> **WHAT TO DO**
Make an exact copy of all the entries, with the pictures left out.
═══ INPUT FOR THIS TASK ═══
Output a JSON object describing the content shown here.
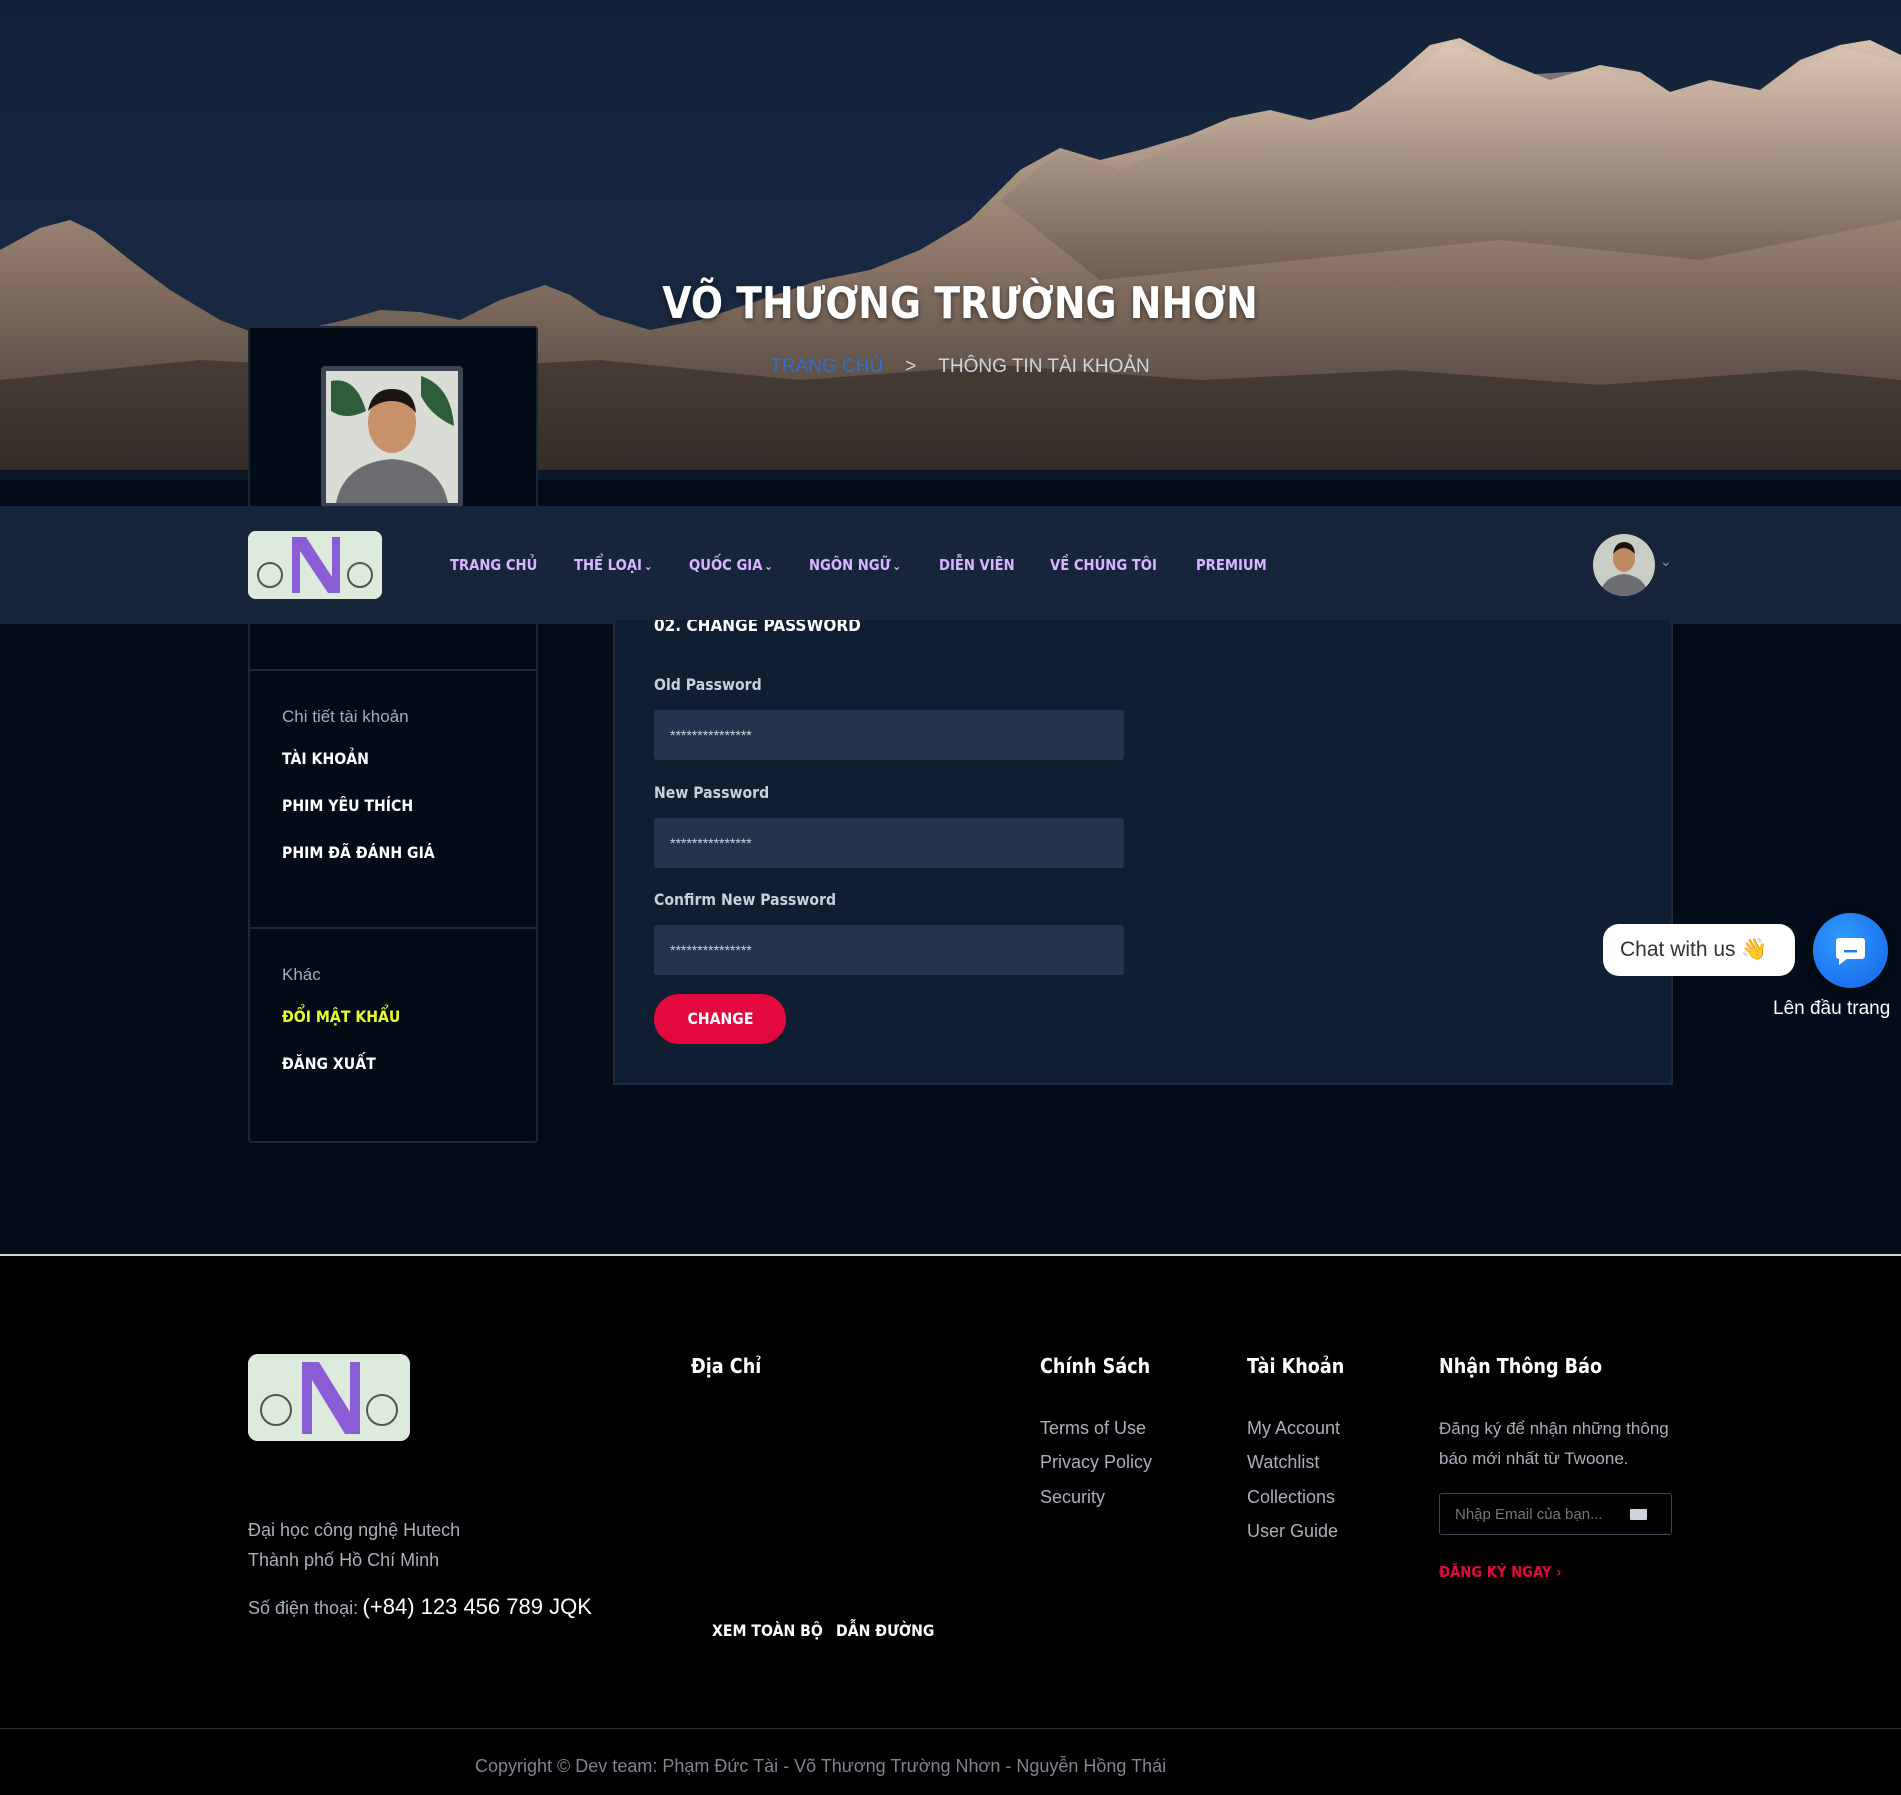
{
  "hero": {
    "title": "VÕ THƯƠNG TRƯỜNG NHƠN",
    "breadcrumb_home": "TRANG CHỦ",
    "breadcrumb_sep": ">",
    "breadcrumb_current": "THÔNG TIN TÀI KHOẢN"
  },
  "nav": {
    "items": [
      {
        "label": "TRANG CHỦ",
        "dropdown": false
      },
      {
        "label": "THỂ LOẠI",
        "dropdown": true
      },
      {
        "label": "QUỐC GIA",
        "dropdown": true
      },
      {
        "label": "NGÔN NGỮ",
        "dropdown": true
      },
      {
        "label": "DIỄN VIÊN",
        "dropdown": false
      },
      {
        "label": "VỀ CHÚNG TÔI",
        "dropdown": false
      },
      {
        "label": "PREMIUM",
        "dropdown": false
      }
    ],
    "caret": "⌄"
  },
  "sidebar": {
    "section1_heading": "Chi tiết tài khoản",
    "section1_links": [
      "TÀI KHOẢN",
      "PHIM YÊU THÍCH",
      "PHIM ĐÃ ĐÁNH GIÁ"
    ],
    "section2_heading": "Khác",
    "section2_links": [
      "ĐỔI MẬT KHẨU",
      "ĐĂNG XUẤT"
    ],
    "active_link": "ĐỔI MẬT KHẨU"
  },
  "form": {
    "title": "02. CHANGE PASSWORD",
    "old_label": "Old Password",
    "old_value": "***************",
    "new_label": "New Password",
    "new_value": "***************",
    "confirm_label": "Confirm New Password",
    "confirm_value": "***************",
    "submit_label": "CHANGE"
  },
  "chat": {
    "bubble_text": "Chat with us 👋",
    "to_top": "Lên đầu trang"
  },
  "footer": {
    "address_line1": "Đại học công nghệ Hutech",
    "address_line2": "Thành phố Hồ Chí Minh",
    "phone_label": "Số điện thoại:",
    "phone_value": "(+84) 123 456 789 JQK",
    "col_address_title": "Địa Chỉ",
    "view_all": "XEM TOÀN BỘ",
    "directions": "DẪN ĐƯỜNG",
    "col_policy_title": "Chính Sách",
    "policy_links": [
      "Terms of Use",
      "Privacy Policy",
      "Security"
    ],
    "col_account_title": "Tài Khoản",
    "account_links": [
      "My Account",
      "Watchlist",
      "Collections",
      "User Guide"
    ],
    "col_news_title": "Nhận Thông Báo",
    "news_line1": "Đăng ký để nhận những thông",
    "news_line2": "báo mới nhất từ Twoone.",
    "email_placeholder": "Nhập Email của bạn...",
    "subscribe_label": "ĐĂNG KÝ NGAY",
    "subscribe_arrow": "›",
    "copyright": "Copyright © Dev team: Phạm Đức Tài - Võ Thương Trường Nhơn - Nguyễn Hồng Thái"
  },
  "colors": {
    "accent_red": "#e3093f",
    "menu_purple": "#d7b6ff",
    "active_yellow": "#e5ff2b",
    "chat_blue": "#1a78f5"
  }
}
═══
> **SOLVED PROBLEM**
Output a JSON object describing the content shown here.
{
  "hero": {
    "title": "VÕ THƯƠNG TRƯỜNG NHƠN",
    "breadcrumb_home": "TRANG CHỦ",
    "breadcrumb_sep": ">",
    "breadcrumb_current": "THÔNG TIN TÀI KHOẢN"
  },
  "nav": {
    "items": [
      {
        "label": "TRANG CHỦ",
        "dropdown": false
      },
      {
        "label": "THỂ LOẠI",
        "dropdown": true
      },
      {
        "label": "QUỐC GIA",
        "dropdown": true
      },
      {
        "label": "NGÔN NGỮ",
        "dropdown": true
      },
      {
        "label": "DIỄN VIÊN",
        "dropdown": false
      },
      {
        "label": "VỀ CHÚNG TÔI",
        "dropdown": false
      },
      {
        "label": "PREMIUM",
        "dropdown": false
      }
    ],
    "caret": "⌄"
  },
  "sidebar": {
    "section1_heading": "Chi tiết tài khoản",
    "section1_links": [
      "TÀI KHOẢN",
      "PHIM YÊU THÍCH",
      "PHIM ĐÃ ĐÁNH GIÁ"
    ],
    "section2_heading": "Khác",
    "section2_links": [
      "ĐỔI MẬT KHẨU",
      "ĐĂNG XUẤT"
    ],
    "active_link": "ĐỔI MẬT KHẨU"
  },
  "form": {
    "title": "02. CHANGE PASSWORD",
    "old_label": "Old Password",
    "old_value": "***************",
    "new_label": "New Password",
    "new_value": "***************",
    "confirm_label": "Confirm New Password",
    "confirm_value": "***************",
    "submit_label": "CHANGE"
  },
  "chat": {
    "bubble_text": "Chat with us 👋",
    "to_top": "Lên đầu trang"
  },
  "footer": {
    "address_line1": "Đại học công nghệ Hutech",
    "address_line2": "Thành phố Hồ Chí Minh",
    "phone_label": "Số điện thoại:",
    "phone_value": "(+84) 123 456 789 JQK",
    "col_address_title": "Địa Chỉ",
    "view_all": "XEM TOÀN BỘ",
    "directions": "DẪN ĐƯỜNG",
    "col_policy_title": "Chính Sách",
    "policy_links": [
      "Terms of Use",
      "Privacy Policy",
      "Security"
    ],
    "col_account_title": "Tài Khoản",
    "account_links": [
      "My Account",
      "Watchlist",
      "Collections",
      "User Guide"
    ],
    "col_news_title": "Nhận Thông Báo",
    "news_line1": "Đăng ký để nhận những thông",
    "news_line2": "báo mới nhất từ Twoone.",
    "email_placeholder": "Nhập Email của bạn...",
    "subscribe_label": "ĐĂNG KÝ NGAY",
    "subscribe_arrow": "›",
    "copyright": "Copyright © Dev team: Phạm Đức Tài - Võ Thương Trường Nhơn - Nguyễn Hồng Thái"
  },
  "colors": {
    "accent_red": "#e3093f",
    "menu_purple": "#d7b6ff",
    "active_yellow": "#e5ff2b",
    "chat_blue": "#1a78f5"
  }
}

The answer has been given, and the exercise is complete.